▶ _What you are asked to do_
Read the listing below and copy out every line that holds "ROAD".

▶ _Data listing_
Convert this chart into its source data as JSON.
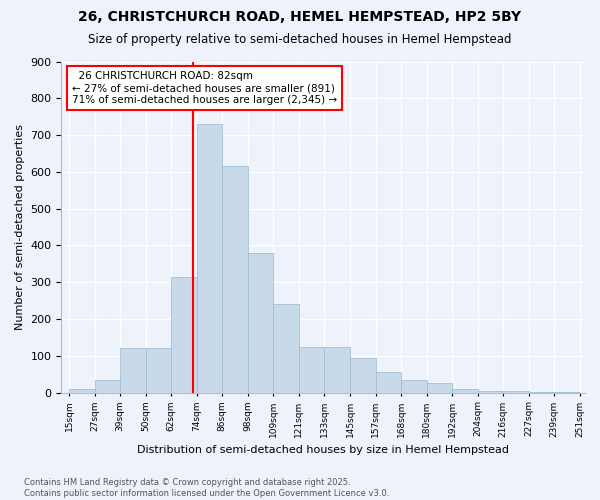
{
  "title1": "26, CHRISTCHURCH ROAD, HEMEL HEMPSTEAD, HP2 5BY",
  "title2": "Size of property relative to semi-detached houses in Hemel Hempstead",
  "xlabel": "Distribution of semi-detached houses by size in Hemel Hempstead",
  "ylabel": "Number of semi-detached properties",
  "footnote": "Contains HM Land Registry data © Crown copyright and database right 2025.\nContains public sector information licensed under the Open Government Licence v3.0.",
  "bar_labels": [
    "15sqm",
    "27sqm",
    "39sqm",
    "50sqm",
    "62sqm",
    "74sqm",
    "86sqm",
    "98sqm",
    "109sqm",
    "121sqm",
    "133sqm",
    "145sqm",
    "157sqm",
    "168sqm",
    "180sqm",
    "192sqm",
    "204sqm",
    "216sqm",
    "227sqm",
    "239sqm",
    "251sqm"
  ],
  "bar_values": [
    10,
    35,
    120,
    120,
    315,
    730,
    615,
    380,
    240,
    125,
    125,
    95,
    55,
    35,
    25,
    10,
    5,
    5,
    3,
    3
  ],
  "property_label": "26 CHRISTCHURCH ROAD: 82sqm",
  "pct_smaller": "27% of semi-detached houses are smaller (891)",
  "pct_larger": "71% of semi-detached houses are larger (2,345)",
  "vline_bar_index": 5,
  "bar_color": "#c8daea",
  "bar_edge_color": "#9ab8d0",
  "vline_color": "red",
  "background_color": "#eef2fa",
  "ylim": [
    0,
    900
  ],
  "yticks": [
    0,
    100,
    200,
    300,
    400,
    500,
    600,
    700,
    800,
    900
  ]
}
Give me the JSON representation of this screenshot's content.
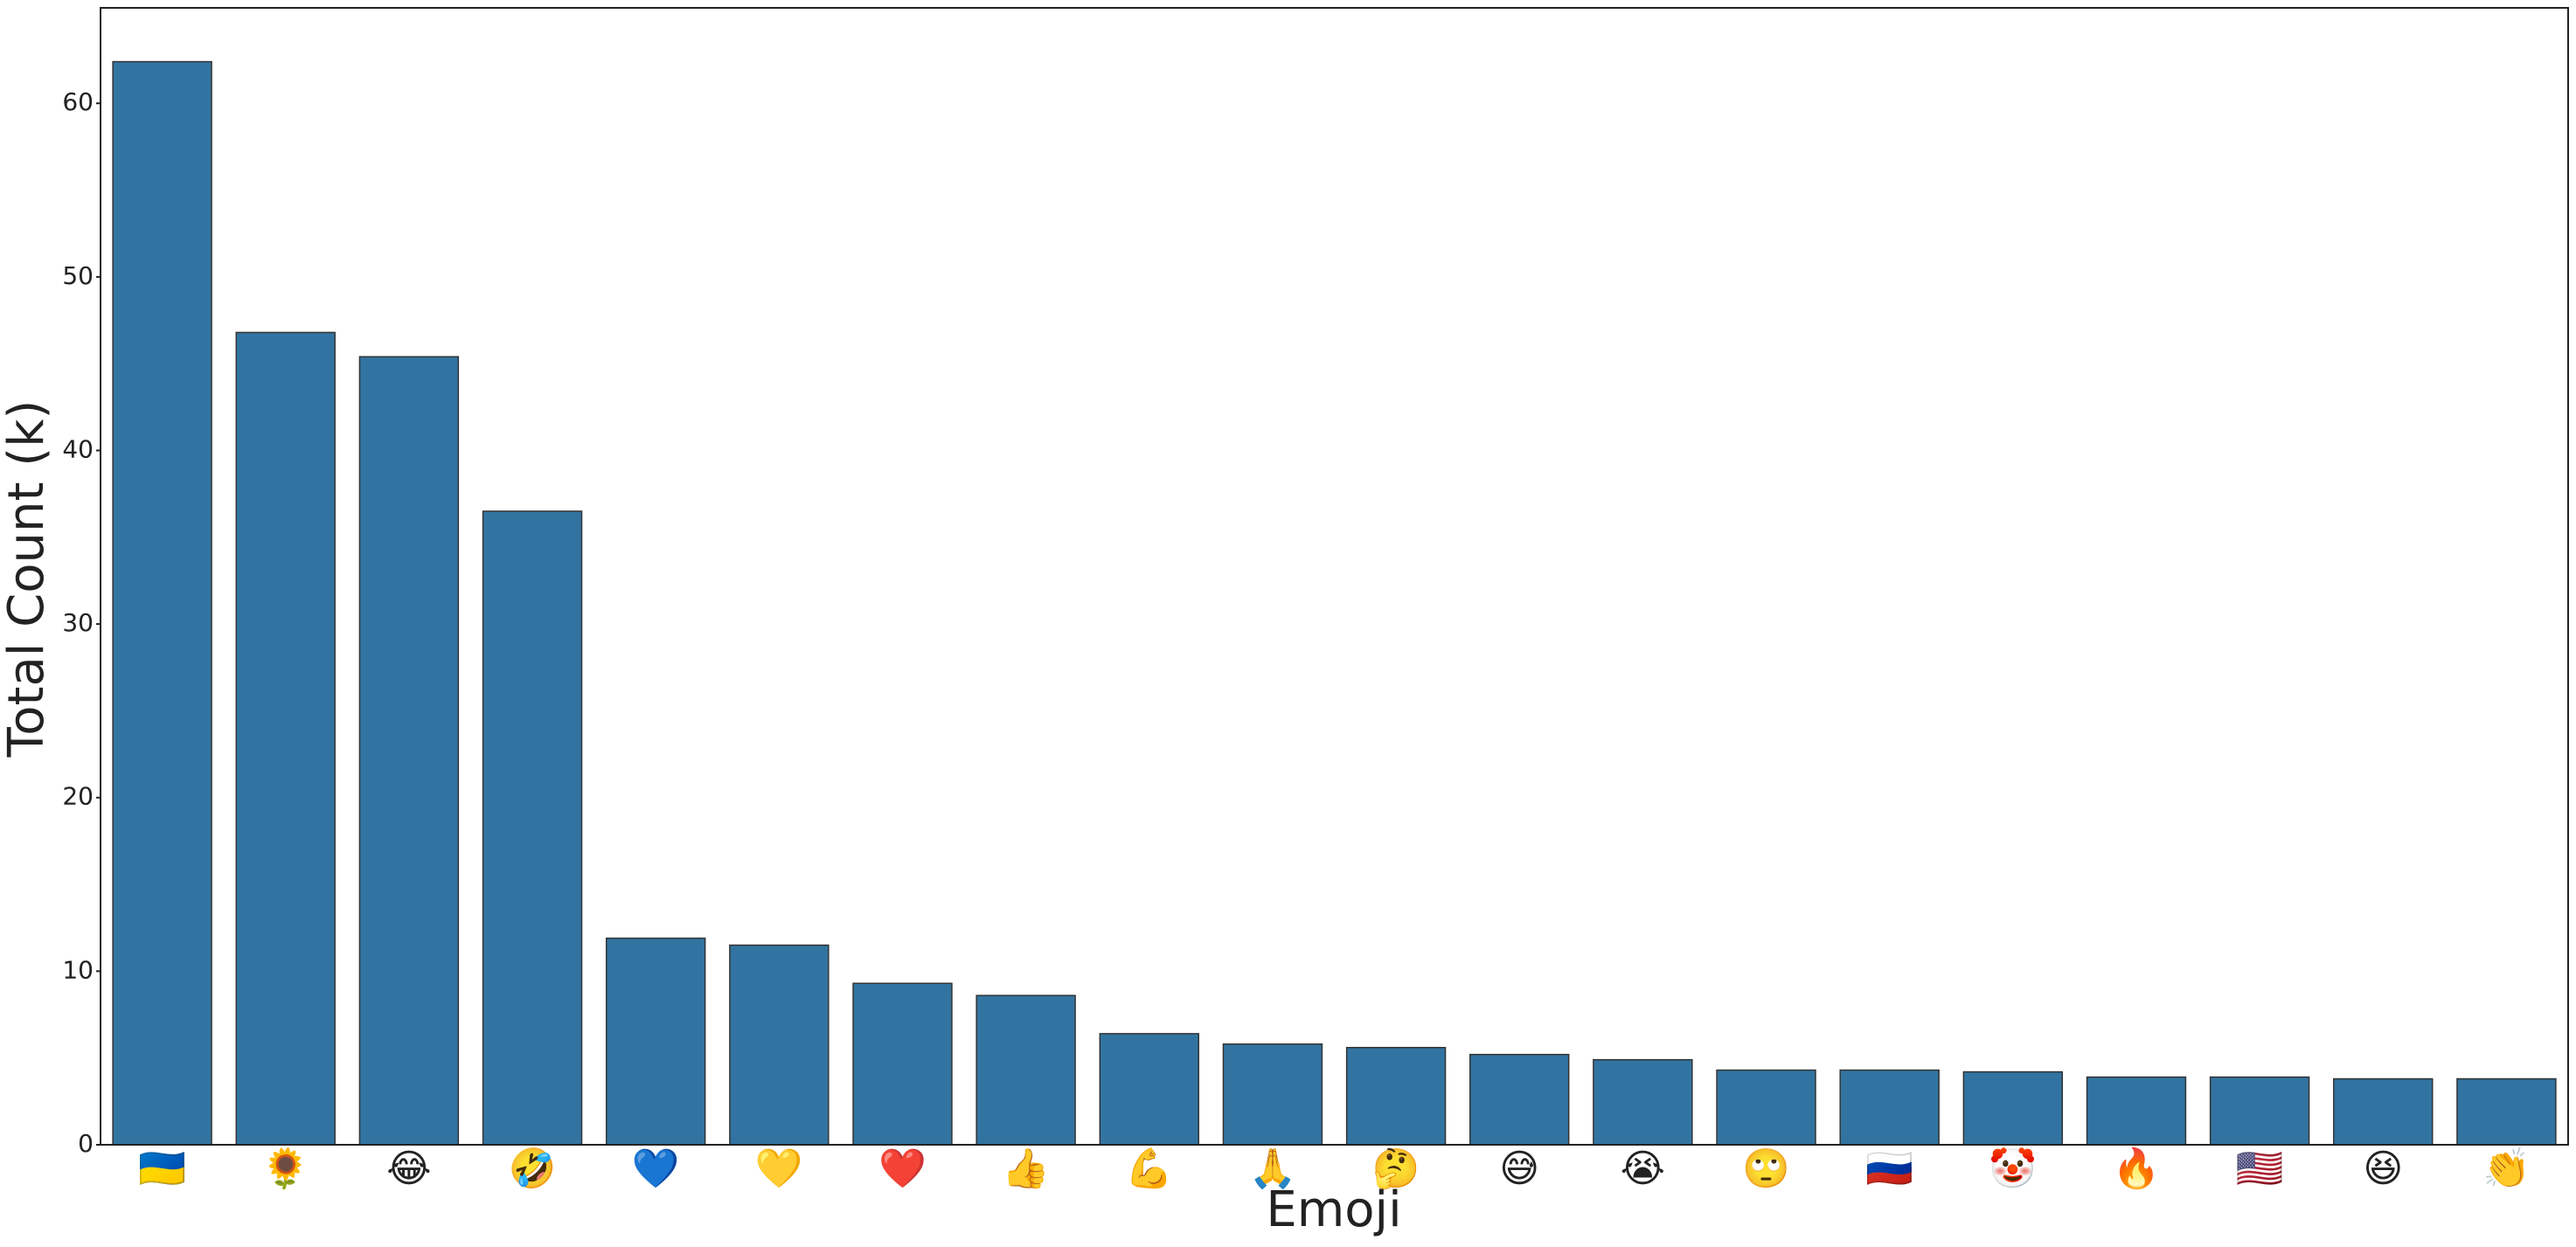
{
  "chart_data": {
    "type": "bar",
    "x_label": "Emoji",
    "y_label": "Total Count (k)",
    "categories": [
      "🇺🇦",
      "🌻",
      "😂",
      "🤣",
      "💙",
      "💛",
      "❤️",
      "👍",
      "💪",
      "🙏",
      "🤔",
      "😅",
      "😭",
      "🙄",
      "🇷🇺",
      "🤡",
      "🔥",
      "🇺🇸",
      "😆",
      "👏"
    ],
    "values": [
      62.4,
      46.8,
      45.4,
      36.5,
      11.9,
      11.5,
      9.3,
      8.6,
      6.4,
      5.8,
      5.6,
      5.2,
      4.9,
      4.3,
      4.3,
      4.2,
      3.9,
      3.9,
      3.8,
      3.8
    ],
    "color": "#3274a1",
    "ylim": [
      0,
      65.5
    ],
    "yticks": [
      0,
      10,
      20,
      30,
      40,
      50,
      60
    ],
    "grid": false
  }
}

▶ _Output of the exercise_
  "title1": "26, CHRISTCHURCH ROAD, HEMEL HEMPSTEAD, HP2 5BY",
  "property_label": "26 CHRISTCHURCH ROAD: 82sqm",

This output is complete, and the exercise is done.